------ Dataset entries ------
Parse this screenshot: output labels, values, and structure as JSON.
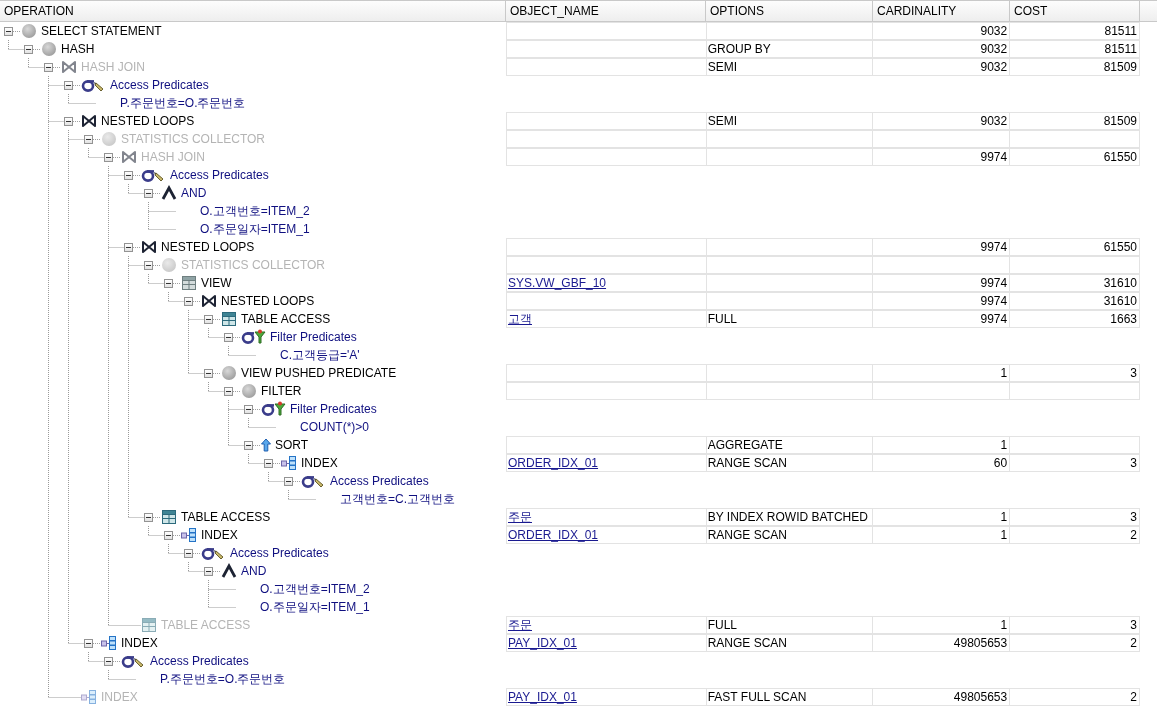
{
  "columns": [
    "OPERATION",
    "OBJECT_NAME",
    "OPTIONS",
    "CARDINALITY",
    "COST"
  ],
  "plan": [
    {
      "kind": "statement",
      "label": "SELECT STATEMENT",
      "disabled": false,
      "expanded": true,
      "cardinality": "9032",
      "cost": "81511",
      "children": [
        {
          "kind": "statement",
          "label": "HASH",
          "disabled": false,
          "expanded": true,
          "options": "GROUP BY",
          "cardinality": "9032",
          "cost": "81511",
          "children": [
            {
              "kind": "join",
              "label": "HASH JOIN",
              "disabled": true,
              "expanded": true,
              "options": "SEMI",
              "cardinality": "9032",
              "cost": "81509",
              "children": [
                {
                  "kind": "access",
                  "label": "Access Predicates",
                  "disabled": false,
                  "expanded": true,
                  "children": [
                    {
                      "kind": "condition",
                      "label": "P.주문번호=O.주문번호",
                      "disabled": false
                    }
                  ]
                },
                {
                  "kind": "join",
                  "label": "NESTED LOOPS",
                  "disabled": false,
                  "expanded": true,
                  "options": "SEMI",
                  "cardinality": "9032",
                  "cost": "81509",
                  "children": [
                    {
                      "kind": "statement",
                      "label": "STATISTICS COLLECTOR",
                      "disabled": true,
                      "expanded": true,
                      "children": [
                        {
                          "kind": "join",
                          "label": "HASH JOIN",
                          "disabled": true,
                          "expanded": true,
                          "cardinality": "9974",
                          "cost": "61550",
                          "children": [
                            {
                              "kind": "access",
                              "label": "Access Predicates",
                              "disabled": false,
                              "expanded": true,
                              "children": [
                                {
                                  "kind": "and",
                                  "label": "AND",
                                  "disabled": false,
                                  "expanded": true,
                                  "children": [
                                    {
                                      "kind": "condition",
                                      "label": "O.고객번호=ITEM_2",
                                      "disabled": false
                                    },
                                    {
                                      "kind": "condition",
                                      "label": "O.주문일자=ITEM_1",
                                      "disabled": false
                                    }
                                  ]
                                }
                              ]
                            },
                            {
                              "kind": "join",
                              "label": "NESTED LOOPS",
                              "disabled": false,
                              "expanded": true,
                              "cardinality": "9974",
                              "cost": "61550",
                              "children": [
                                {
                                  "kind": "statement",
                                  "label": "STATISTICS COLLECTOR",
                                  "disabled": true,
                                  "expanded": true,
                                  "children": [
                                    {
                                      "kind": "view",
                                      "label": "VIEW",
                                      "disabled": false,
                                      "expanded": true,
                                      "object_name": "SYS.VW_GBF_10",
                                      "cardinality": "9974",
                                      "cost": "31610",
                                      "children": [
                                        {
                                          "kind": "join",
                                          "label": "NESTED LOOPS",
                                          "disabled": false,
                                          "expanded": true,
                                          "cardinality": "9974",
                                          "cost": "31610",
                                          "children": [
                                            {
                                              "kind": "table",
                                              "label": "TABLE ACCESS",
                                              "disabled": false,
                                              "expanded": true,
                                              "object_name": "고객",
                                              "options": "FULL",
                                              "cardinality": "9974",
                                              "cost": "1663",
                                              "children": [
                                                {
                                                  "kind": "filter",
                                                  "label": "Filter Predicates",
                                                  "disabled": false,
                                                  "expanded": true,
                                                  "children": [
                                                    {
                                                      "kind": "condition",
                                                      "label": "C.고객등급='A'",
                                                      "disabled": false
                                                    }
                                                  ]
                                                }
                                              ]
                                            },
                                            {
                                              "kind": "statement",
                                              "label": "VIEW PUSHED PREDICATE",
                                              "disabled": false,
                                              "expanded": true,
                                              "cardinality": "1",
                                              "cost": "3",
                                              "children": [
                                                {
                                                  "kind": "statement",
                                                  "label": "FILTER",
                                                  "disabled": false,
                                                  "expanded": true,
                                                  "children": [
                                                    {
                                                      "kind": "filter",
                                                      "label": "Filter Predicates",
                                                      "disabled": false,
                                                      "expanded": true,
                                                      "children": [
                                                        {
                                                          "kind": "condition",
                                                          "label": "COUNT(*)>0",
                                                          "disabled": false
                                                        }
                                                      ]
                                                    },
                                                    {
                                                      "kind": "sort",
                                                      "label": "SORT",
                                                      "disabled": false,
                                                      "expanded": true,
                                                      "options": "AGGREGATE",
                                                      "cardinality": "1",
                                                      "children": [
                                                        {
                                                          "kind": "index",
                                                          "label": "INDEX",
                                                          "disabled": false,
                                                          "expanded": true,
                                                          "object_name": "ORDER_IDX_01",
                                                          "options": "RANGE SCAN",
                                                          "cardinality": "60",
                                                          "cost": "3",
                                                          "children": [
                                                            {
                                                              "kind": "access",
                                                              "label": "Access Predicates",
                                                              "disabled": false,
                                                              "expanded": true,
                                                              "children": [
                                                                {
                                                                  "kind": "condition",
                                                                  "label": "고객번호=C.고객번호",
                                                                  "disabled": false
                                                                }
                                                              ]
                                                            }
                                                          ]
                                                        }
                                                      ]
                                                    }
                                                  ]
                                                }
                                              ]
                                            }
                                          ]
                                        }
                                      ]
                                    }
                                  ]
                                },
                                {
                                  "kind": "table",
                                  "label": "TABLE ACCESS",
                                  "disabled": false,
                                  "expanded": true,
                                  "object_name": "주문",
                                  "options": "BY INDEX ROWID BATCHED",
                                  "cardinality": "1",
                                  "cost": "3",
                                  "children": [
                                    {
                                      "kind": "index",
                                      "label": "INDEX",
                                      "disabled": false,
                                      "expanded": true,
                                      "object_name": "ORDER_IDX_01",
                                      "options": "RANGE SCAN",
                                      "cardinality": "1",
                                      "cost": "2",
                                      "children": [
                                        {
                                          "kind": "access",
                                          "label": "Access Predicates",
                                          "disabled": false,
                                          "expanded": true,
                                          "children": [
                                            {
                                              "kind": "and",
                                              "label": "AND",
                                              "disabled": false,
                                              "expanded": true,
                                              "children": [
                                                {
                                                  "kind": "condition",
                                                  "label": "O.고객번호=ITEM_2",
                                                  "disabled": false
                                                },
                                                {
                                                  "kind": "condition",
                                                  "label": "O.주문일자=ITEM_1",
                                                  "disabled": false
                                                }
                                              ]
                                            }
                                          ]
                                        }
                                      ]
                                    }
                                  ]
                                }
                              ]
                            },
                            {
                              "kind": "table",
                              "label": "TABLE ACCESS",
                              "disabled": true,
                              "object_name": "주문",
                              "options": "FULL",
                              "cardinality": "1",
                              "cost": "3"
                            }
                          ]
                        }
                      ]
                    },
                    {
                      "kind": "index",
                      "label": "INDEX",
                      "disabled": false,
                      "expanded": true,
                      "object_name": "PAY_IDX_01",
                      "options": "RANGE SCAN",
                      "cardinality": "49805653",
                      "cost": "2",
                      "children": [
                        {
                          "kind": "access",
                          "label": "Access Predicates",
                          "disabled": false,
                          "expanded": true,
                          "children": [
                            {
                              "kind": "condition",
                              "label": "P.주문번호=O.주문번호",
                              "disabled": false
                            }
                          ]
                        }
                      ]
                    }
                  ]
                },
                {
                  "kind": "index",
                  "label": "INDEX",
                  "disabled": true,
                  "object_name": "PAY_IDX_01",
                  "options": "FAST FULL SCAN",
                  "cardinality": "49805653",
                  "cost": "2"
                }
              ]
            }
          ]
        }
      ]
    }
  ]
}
------
Directions for this task
State how many lines of the listing above hold the word "condition", with nothing but the number.

Solution to this task
9